#### Instruction:
In the entries below, count the lines holding "Obrigatório". Reply with the number only.

******

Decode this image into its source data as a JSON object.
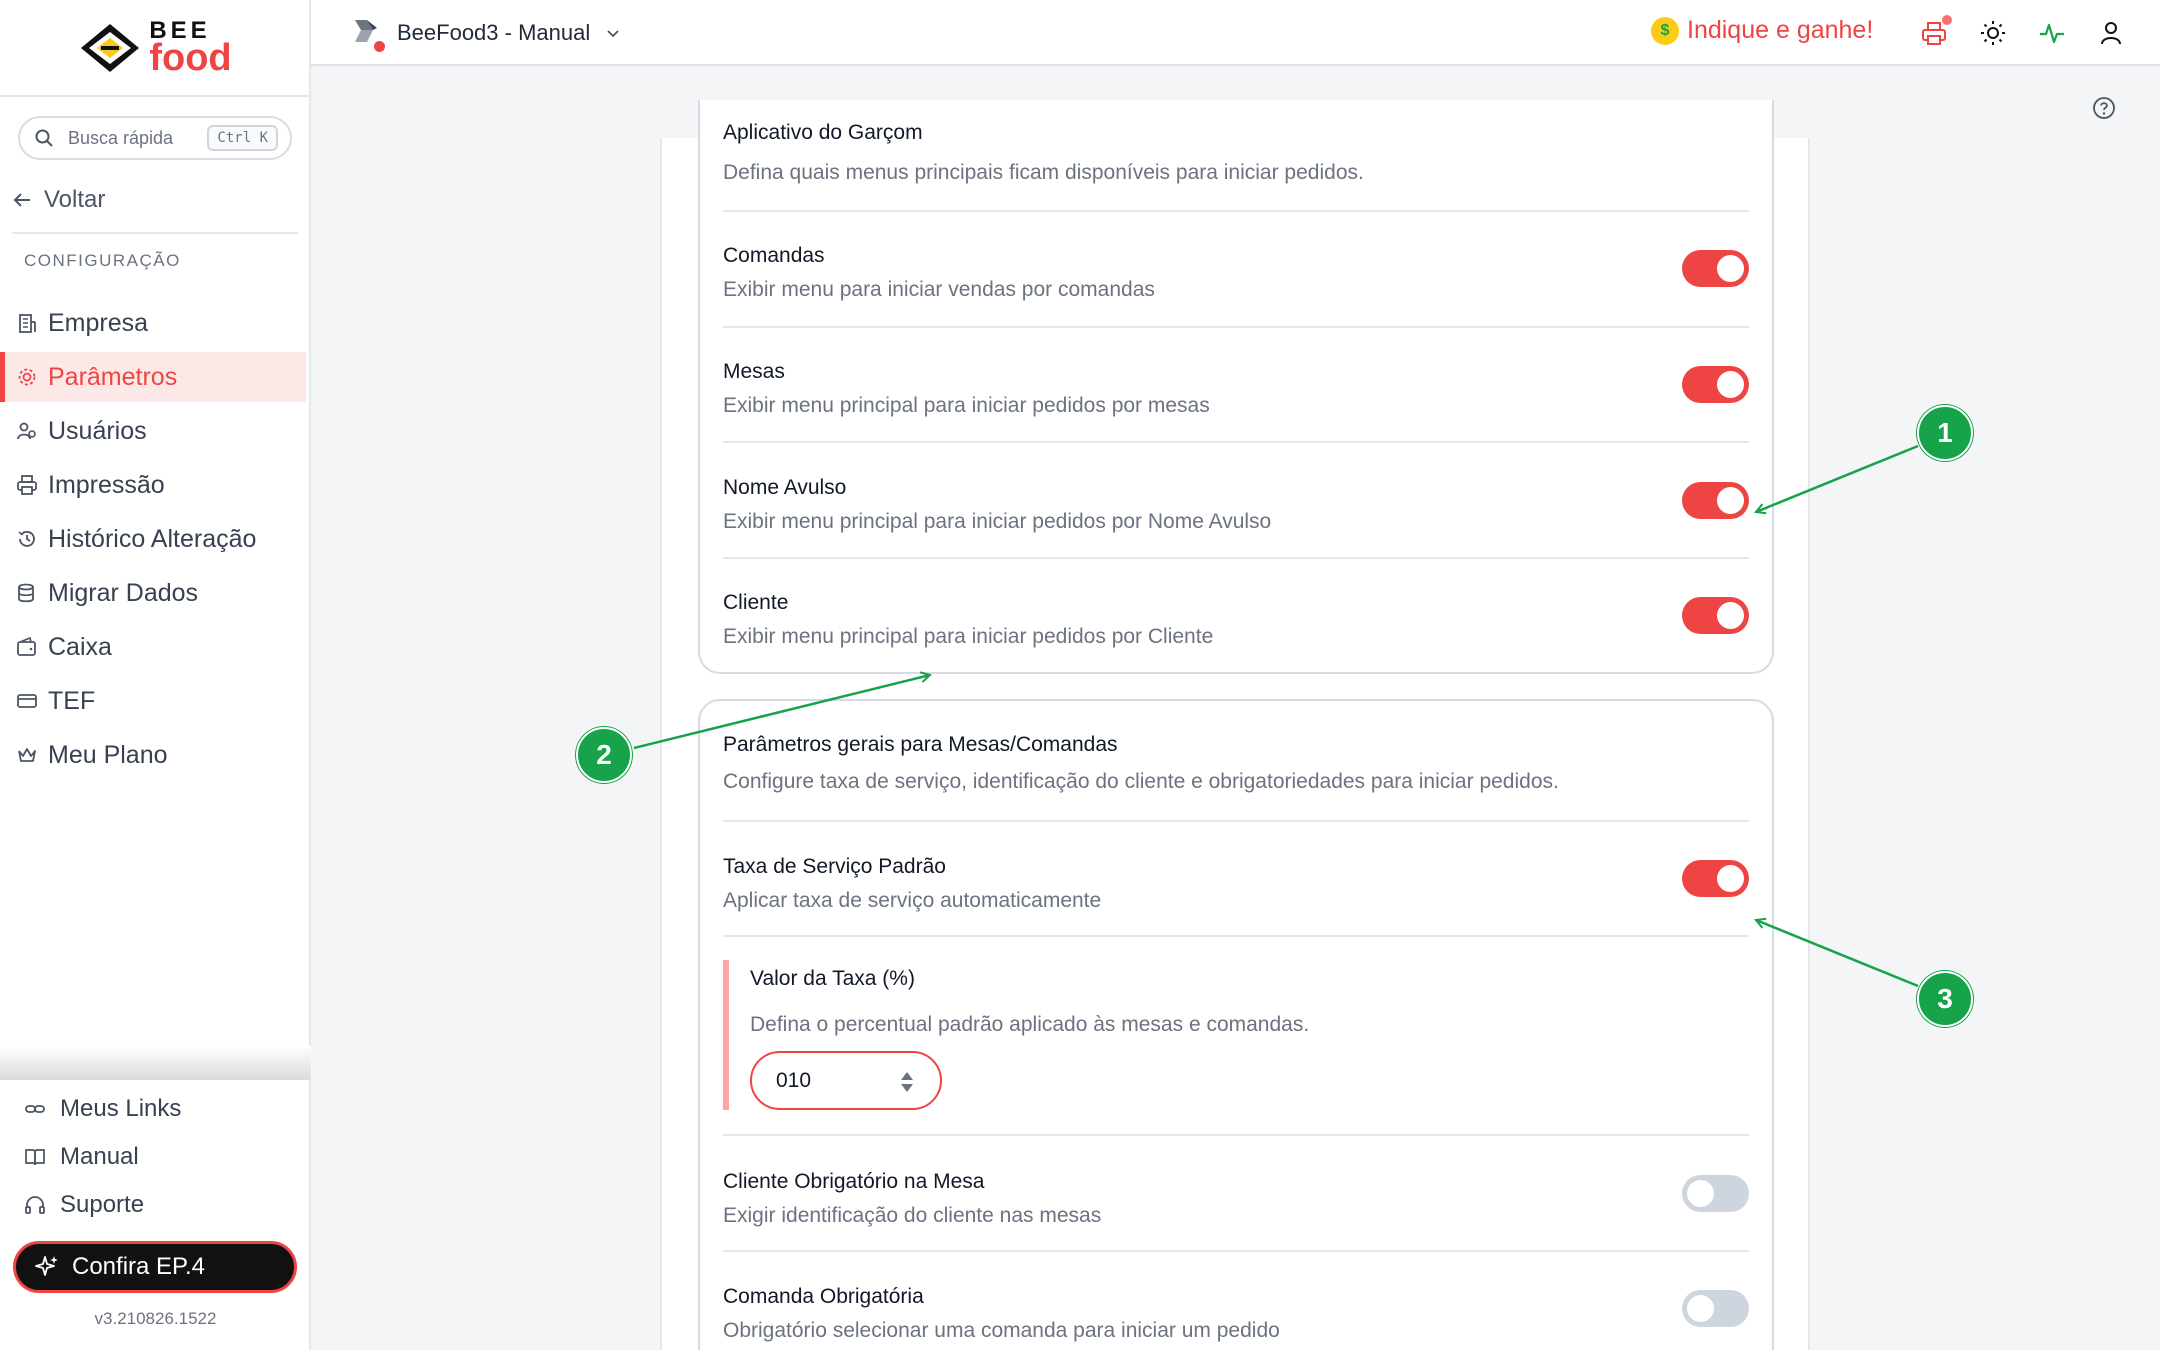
{
  "brand": {
    "logo_top": "BEE",
    "logo_bottom": "food"
  },
  "search": {
    "placeholder": "Busca rápida",
    "shortcut": "Ctrl K"
  },
  "sidebar": {
    "back_label": "Voltar",
    "section_label": "CONFIGURAÇÃO",
    "items": [
      {
        "label": "Empresa",
        "icon": "building-icon",
        "active": false
      },
      {
        "label": "Parâmetros",
        "icon": "gear-icon",
        "active": true
      },
      {
        "label": "Usuários",
        "icon": "users-icon",
        "active": false
      },
      {
        "label": "Impressão",
        "icon": "printer-icon",
        "active": false
      },
      {
        "label": "Histórico Alteração",
        "icon": "history-icon",
        "active": false
      },
      {
        "label": "Migrar Dados",
        "icon": "database-icon",
        "active": false
      },
      {
        "label": "Caixa",
        "icon": "wallet-icon",
        "active": false
      },
      {
        "label": "TEF",
        "icon": "card-icon",
        "active": false
      },
      {
        "label": "Meu Plano",
        "icon": "crown-icon",
        "active": false
      }
    ],
    "bottom_links": [
      {
        "label": "Meus Links",
        "icon": "link-icon"
      },
      {
        "label": "Manual",
        "icon": "book-icon"
      },
      {
        "label": "Suporte",
        "icon": "headset-icon"
      }
    ],
    "promo_label": "Confira EP.4",
    "version": "v3.210826.1522"
  },
  "topbar": {
    "company": "BeeFood3 - Manual",
    "referral": "Indique e ganhe!",
    "icons": [
      "printer-icon",
      "sun-icon",
      "activity-icon",
      "user-icon"
    ]
  },
  "settings": {
    "group1": {
      "header_title": "Aplicativo do Garçom",
      "header_desc": "Defina quais menus principais ficam disponíveis para iniciar pedidos.",
      "rows": [
        {
          "title": "Comandas",
          "desc": "Exibir menu para iniciar vendas por comandas",
          "enabled": true
        },
        {
          "title": "Mesas",
          "desc": "Exibir menu principal para iniciar pedidos por mesas",
          "enabled": true
        },
        {
          "title": "Nome Avulso",
          "desc": "Exibir menu principal para iniciar pedidos por Nome Avulso",
          "enabled": true
        },
        {
          "title": "Cliente",
          "desc": "Exibir menu principal para iniciar pedidos por Cliente",
          "enabled": true
        }
      ]
    },
    "group2": {
      "header_title": "Parâmetros gerais para Mesas/Comandas",
      "header_desc": "Configure taxa de serviço, identificação do cliente e obrigatoriedades para iniciar pedidos.",
      "service_fee": {
        "title": "Taxa de Serviço Padrão",
        "desc": "Aplicar taxa de serviço automaticamente",
        "enabled": true
      },
      "fee_value": {
        "title": "Valor da Taxa (%)",
        "desc": "Defina o percentual padrão aplicado às mesas e comandas.",
        "value": "010"
      },
      "rows": [
        {
          "title": "Cliente Obrigatório na Mesa",
          "desc": "Exigir identificação do cliente nas mesas",
          "enabled": false
        },
        {
          "title": "Comanda Obrigatória",
          "desc": "Obrigatório selecionar uma comanda para iniciar um pedido",
          "enabled": false
        }
      ]
    }
  },
  "annotations": [
    "1",
    "2",
    "3"
  ],
  "colors": {
    "accent": "#ef4444",
    "annotation": "#16a34a",
    "toggle_off": "#cfd5df"
  }
}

******

#### Solution to this exercise:
2